__Instructions for the task__: Look through the material below, count the lines containing the word "across", and state only the count.
************
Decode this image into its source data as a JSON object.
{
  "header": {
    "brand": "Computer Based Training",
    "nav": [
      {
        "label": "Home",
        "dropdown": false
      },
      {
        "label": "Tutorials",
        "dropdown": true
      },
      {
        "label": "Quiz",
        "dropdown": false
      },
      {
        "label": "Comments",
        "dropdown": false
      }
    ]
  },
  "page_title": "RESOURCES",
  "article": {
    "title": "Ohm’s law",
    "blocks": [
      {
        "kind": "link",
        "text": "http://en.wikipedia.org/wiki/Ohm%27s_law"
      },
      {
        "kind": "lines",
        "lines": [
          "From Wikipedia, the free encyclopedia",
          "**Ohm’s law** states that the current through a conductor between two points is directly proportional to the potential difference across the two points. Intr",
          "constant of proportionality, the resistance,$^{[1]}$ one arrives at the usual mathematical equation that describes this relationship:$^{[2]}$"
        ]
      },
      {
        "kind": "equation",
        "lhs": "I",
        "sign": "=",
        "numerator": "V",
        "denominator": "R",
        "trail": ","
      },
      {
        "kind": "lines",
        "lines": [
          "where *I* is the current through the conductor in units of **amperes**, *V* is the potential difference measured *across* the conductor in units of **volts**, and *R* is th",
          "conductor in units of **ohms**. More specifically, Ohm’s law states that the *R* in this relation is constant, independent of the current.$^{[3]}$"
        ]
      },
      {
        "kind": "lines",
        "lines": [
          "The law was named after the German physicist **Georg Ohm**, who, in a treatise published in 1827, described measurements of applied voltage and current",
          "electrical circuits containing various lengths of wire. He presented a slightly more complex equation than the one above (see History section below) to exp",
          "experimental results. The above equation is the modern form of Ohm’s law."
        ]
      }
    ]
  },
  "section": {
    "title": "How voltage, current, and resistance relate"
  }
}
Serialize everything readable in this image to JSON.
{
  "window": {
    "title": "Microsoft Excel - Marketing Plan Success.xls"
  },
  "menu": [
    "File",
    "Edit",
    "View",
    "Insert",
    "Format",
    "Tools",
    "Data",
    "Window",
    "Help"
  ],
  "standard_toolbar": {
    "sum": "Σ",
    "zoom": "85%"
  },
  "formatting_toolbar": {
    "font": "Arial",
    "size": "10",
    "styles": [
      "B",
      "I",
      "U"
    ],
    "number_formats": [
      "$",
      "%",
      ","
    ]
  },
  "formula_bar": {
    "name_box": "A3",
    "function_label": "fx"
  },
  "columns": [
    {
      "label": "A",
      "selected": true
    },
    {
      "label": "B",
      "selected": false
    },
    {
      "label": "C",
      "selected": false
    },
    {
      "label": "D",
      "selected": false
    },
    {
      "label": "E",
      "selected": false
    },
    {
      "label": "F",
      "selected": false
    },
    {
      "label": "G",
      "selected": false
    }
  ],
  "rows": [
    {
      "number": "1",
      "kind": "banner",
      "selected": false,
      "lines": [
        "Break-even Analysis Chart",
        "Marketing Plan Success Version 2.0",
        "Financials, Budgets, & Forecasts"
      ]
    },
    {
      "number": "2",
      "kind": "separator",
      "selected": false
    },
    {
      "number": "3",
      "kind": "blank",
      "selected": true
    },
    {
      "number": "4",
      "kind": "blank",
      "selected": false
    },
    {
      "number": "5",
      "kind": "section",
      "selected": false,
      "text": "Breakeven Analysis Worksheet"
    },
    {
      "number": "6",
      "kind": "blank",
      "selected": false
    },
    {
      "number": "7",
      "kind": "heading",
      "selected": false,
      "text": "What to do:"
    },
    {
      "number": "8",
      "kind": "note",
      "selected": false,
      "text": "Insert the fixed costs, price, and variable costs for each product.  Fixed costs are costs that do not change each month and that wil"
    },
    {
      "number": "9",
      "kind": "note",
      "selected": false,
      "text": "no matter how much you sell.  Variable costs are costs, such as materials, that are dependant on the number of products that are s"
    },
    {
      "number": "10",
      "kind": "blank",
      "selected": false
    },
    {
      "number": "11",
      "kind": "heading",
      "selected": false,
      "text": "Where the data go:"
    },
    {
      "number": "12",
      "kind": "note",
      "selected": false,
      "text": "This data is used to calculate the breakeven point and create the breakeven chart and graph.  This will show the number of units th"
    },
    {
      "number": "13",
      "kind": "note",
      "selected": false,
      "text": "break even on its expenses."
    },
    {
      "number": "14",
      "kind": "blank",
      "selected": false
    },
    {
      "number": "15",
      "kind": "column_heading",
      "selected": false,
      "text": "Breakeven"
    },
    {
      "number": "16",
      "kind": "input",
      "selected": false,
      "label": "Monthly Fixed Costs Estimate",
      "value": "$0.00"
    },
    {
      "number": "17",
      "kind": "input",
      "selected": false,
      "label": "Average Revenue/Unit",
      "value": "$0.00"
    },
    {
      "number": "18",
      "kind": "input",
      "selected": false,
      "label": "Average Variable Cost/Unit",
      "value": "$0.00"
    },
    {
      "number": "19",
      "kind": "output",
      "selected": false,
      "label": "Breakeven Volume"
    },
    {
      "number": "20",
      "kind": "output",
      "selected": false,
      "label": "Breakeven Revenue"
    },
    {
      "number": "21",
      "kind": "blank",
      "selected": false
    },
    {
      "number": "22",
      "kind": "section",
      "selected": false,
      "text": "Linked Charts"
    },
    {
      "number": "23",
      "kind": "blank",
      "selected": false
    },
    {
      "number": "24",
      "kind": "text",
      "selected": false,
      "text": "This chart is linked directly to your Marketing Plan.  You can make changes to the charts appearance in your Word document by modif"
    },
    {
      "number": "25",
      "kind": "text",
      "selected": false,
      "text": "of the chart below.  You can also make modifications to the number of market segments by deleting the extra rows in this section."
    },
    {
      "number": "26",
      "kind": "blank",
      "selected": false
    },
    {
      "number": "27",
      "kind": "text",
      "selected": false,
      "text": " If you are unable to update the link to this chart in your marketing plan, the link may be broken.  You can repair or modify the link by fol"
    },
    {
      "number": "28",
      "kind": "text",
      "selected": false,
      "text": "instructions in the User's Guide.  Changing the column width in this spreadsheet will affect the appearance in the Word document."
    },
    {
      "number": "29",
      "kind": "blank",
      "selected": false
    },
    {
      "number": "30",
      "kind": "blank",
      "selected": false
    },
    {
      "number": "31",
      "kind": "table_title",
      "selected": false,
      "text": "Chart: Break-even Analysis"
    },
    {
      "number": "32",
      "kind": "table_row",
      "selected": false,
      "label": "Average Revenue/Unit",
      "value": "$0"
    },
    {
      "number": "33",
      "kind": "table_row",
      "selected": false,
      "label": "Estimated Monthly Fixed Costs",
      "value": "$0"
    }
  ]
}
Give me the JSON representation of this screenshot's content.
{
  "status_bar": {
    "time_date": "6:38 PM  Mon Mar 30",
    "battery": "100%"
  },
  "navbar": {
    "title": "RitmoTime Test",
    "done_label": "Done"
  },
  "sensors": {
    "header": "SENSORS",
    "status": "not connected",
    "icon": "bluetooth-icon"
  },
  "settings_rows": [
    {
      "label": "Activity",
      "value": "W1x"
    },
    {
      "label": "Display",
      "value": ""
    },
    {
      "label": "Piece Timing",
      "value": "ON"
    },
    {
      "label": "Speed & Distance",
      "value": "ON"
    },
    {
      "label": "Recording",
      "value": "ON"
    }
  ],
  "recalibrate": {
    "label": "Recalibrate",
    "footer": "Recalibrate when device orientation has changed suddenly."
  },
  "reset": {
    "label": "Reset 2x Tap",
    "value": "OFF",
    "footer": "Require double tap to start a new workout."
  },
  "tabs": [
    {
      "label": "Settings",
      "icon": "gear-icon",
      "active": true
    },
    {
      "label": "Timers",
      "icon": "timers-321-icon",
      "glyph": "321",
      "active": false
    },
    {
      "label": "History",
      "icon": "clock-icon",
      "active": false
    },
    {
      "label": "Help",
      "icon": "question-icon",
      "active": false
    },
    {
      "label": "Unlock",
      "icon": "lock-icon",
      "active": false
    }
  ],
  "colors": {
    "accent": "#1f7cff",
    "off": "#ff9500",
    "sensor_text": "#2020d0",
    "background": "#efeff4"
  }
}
************
__Output of the task__: 2